== Exercise objective ==
Report all lines of the data below that hold the word "incurable".

** Opening Provided records block **

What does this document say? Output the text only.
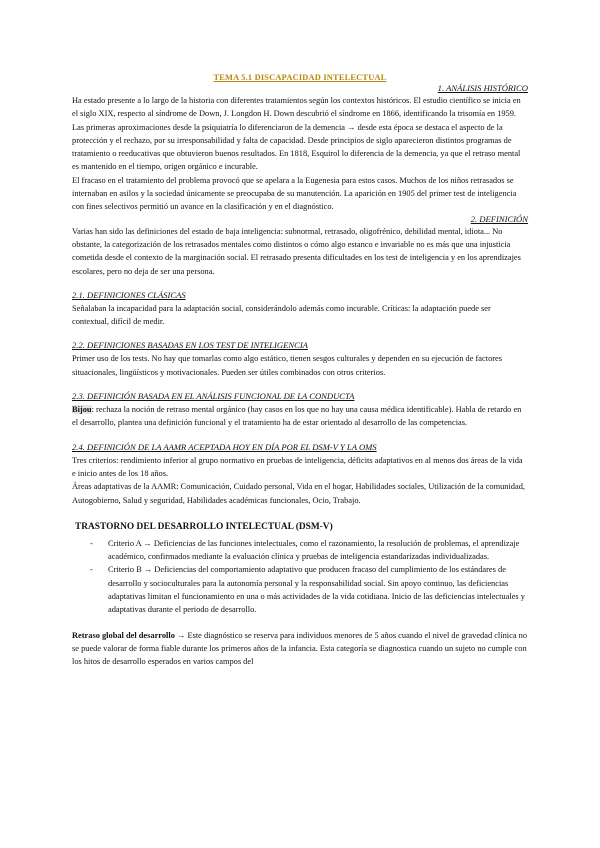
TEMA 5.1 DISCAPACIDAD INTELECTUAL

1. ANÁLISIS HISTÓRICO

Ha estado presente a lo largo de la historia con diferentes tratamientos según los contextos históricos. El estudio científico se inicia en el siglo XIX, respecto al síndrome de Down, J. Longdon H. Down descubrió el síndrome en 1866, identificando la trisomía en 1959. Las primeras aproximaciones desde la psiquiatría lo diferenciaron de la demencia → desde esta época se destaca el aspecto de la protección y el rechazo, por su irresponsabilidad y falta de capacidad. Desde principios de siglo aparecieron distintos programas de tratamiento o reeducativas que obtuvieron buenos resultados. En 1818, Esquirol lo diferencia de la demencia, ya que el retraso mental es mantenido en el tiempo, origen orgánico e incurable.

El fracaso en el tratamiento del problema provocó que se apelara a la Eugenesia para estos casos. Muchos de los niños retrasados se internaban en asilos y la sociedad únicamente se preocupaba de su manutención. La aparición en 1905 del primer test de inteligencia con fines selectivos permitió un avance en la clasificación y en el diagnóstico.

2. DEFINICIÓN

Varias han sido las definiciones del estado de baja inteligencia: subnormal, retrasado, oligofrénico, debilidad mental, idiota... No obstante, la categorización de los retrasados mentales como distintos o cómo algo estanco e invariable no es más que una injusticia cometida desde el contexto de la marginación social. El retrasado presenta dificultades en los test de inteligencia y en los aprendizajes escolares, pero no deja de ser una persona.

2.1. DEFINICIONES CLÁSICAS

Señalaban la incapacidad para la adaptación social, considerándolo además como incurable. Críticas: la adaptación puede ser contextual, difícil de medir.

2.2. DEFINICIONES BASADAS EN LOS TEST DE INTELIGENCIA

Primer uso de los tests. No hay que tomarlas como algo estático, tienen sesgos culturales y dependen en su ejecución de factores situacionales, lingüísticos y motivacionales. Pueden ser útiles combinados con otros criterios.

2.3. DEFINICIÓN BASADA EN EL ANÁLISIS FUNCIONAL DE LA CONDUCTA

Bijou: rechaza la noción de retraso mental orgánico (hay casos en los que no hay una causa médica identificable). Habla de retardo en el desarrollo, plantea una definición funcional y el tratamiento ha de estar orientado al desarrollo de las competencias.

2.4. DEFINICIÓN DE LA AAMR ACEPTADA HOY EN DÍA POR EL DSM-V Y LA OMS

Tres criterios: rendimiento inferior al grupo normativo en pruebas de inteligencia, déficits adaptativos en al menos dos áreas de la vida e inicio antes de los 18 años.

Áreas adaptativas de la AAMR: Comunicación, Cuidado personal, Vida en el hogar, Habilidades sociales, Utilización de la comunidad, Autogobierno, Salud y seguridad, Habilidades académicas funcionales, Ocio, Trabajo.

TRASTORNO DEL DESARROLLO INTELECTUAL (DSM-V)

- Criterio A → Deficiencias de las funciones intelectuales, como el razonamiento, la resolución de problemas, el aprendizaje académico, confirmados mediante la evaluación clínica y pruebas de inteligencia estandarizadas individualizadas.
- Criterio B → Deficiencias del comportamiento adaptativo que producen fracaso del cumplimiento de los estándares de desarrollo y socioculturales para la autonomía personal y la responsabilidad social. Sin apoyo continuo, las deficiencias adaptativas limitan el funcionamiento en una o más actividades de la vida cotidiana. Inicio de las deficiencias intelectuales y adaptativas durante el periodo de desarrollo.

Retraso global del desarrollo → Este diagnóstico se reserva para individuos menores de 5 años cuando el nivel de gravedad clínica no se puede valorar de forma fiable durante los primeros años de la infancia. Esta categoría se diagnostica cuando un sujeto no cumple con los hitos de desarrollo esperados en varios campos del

** Closing Provided records block **
** Opening Provided records block **

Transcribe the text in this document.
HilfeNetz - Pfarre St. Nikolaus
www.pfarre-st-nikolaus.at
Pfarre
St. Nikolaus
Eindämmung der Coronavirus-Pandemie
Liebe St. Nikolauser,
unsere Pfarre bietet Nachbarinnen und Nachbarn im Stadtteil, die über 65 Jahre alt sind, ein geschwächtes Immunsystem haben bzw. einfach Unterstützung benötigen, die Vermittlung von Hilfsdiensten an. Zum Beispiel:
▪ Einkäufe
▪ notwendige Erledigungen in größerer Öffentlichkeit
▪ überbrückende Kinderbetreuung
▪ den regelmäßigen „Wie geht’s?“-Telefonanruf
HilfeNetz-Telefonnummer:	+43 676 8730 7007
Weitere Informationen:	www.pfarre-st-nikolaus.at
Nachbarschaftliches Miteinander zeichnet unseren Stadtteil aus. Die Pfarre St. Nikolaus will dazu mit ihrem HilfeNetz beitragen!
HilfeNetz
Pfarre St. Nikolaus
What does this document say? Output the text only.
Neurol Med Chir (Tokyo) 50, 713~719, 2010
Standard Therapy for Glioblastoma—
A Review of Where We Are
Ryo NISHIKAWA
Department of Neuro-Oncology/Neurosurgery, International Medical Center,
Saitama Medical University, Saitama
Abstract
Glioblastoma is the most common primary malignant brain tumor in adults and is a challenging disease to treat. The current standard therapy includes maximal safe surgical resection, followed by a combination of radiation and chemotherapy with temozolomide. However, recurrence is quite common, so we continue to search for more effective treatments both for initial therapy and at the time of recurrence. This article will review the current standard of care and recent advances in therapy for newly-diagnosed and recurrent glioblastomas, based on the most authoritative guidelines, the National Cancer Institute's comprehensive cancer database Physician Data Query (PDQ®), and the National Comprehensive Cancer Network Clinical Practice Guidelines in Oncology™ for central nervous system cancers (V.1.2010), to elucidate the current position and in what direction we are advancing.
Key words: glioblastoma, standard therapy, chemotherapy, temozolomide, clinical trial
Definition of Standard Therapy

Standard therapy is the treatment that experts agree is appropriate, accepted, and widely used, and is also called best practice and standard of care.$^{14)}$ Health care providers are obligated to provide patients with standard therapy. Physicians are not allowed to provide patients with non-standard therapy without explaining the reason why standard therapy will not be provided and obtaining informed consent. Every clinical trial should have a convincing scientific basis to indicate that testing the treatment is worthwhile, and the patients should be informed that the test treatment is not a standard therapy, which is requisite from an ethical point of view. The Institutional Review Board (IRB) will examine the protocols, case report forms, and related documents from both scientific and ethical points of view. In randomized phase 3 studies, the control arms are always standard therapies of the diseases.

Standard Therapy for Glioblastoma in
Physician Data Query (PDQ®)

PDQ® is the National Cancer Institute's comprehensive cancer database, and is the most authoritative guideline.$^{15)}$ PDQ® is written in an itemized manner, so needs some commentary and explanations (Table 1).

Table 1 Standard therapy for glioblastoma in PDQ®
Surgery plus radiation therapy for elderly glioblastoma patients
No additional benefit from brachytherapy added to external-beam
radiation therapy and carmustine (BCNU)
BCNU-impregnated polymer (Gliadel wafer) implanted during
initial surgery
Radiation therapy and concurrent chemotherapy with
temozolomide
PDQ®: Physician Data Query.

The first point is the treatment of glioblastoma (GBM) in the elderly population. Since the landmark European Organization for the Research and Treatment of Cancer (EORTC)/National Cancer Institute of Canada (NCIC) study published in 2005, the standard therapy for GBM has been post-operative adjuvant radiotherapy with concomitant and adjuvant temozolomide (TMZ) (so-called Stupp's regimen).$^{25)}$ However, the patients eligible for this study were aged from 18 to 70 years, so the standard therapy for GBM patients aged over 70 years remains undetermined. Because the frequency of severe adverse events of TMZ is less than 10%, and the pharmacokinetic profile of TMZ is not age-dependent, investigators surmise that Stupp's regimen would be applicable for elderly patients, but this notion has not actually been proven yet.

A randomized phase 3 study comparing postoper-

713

** Closing Provided records block **
** Opening Provided records block **

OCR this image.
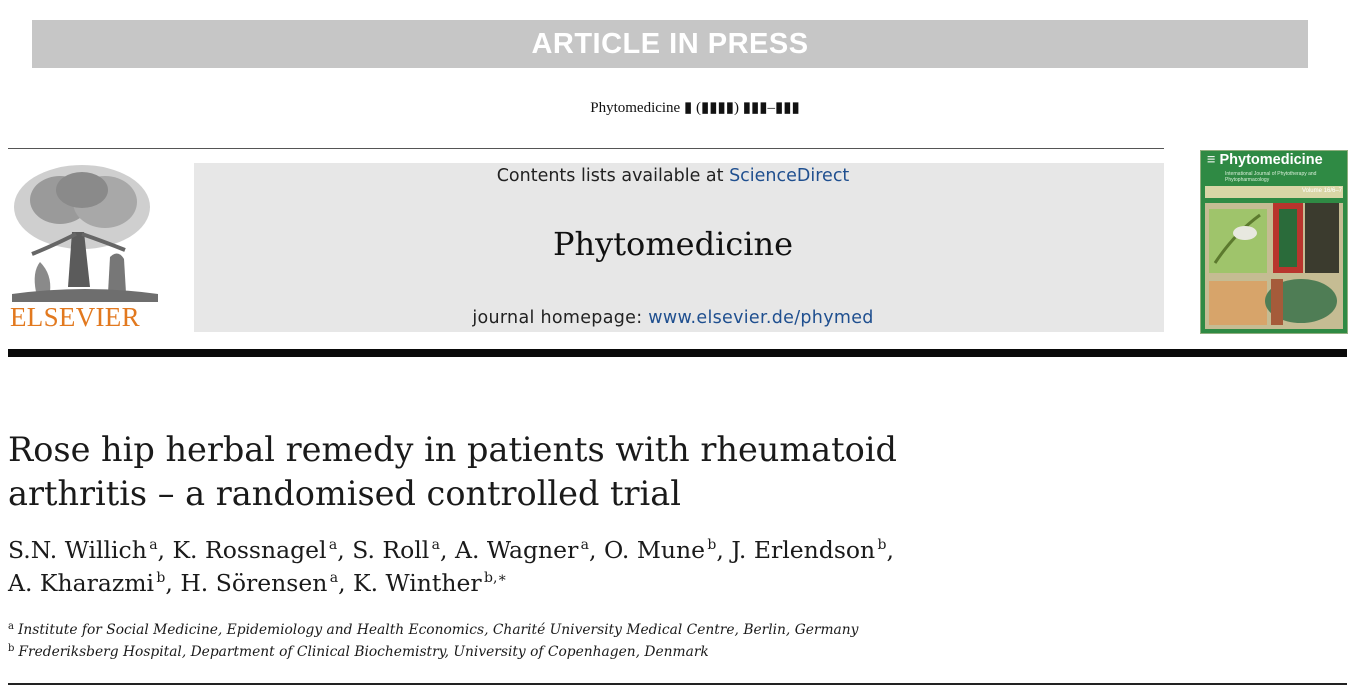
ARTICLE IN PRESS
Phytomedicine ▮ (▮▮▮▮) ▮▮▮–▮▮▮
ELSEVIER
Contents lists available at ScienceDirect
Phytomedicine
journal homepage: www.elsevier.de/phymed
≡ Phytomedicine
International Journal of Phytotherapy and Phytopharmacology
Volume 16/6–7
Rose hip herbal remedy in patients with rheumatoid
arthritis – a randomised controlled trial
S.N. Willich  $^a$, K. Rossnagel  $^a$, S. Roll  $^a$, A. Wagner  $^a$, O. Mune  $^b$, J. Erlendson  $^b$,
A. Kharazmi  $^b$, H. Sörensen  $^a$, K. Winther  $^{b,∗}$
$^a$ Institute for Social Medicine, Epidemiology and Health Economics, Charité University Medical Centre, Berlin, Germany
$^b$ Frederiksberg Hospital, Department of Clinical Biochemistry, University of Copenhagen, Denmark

** Closing Provided records block **

== Output for this exercise ==
Ha estado presente a lo largo de la historia con diferentes tratamientos según los contextos históricos. El estudio científico se inicia en el siglo XIX, respecto al síndrome de Down, J. Longdon H. Down descubrió el síndrome en 1866, identificando la trisomía en 1959. Las primeras aproximaciones desde la psiquiatría lo diferenciaron de la demencia → desde esta época se destaca el aspecto de la protección y el rechazo, por su irresponsabilidad y falta de capacidad. Desde principios de siglo aparecieron distintos programas de tratamiento o reeducativas que obtuvieron buenos resultados. En 1818, Esquirol lo diferencia de la demencia, ya que el retraso mental es mantenido en el tiempo, origen orgánico e incurable.
Señalaban la incapacidad para la adaptación social, considerándolo además como incurable. Críticas: la adaptación puede ser contextual, difícil de medir.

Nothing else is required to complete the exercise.